INPUT ROWS =
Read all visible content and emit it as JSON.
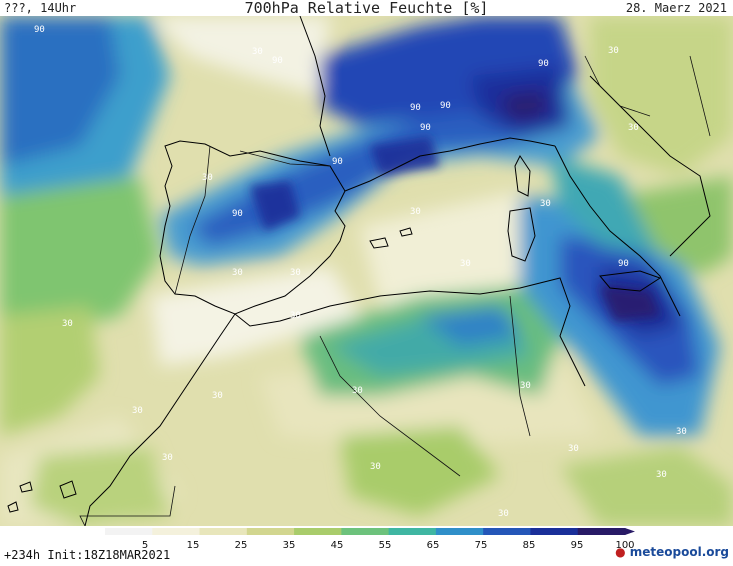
{
  "header": {
    "left": "???, 14Uhr",
    "title": "700hPa Relative Feuchte [%]",
    "date": "28. Maerz 2021"
  },
  "footer": {
    "run": "+234h Init:18Z18MAR2021",
    "brand": "meteopool",
    "brand_tld": ".org"
  },
  "legend": {
    "ticks": [
      "5",
      "15",
      "25",
      "35",
      "45",
      "55",
      "65",
      "75",
      "85",
      "95",
      "100"
    ],
    "colors": [
      "#f3f3f3",
      "#f4f1dc",
      "#e8e6bb",
      "#d2d68f",
      "#a9cc6b",
      "#6dc27c",
      "#3fb6a2",
      "#2f8fc9",
      "#2456b8",
      "#1a2f99",
      "#281a66"
    ]
  },
  "map_labels": [
    "90",
    "30",
    "90",
    "90",
    "90",
    "90",
    "90",
    "30",
    "90",
    "90",
    "30",
    "30",
    "30",
    "30",
    "30",
    "90",
    "30",
    "30",
    "30",
    "30",
    "30",
    "30",
    "30",
    "30",
    "30",
    "30",
    "30",
    "30",
    "30",
    "30"
  ]
}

CHALLENGE =
Write the records above out again exactly, with no pictures in your copy.

WRITTEN SOLUTION =
Read all visible content and emit it as JSON.
{
  "header": {
    "left": "???, 14Uhr",
    "title": "700hPa Relative Feuchte [%]",
    "date": "28. Maerz 2021"
  },
  "footer": {
    "run": "+234h Init:18Z18MAR2021",
    "brand": "meteopool",
    "brand_tld": ".org"
  },
  "legend": {
    "ticks": [
      "5",
      "15",
      "25",
      "35",
      "45",
      "55",
      "65",
      "75",
      "85",
      "95",
      "100"
    ],
    "colors": [
      "#f3f3f3",
      "#f4f1dc",
      "#e8e6bb",
      "#d2d68f",
      "#a9cc6b",
      "#6dc27c",
      "#3fb6a2",
      "#2f8fc9",
      "#2456b8",
      "#1a2f99",
      "#281a66"
    ]
  },
  "map_labels": [
    "90",
    "30",
    "90",
    "90",
    "90",
    "90",
    "90",
    "30",
    "90",
    "90",
    "30",
    "30",
    "30",
    "30",
    "30",
    "90",
    "30",
    "30",
    "30",
    "30",
    "30",
    "30",
    "30",
    "30",
    "30",
    "30",
    "30",
    "30",
    "30",
    "30"
  ]
}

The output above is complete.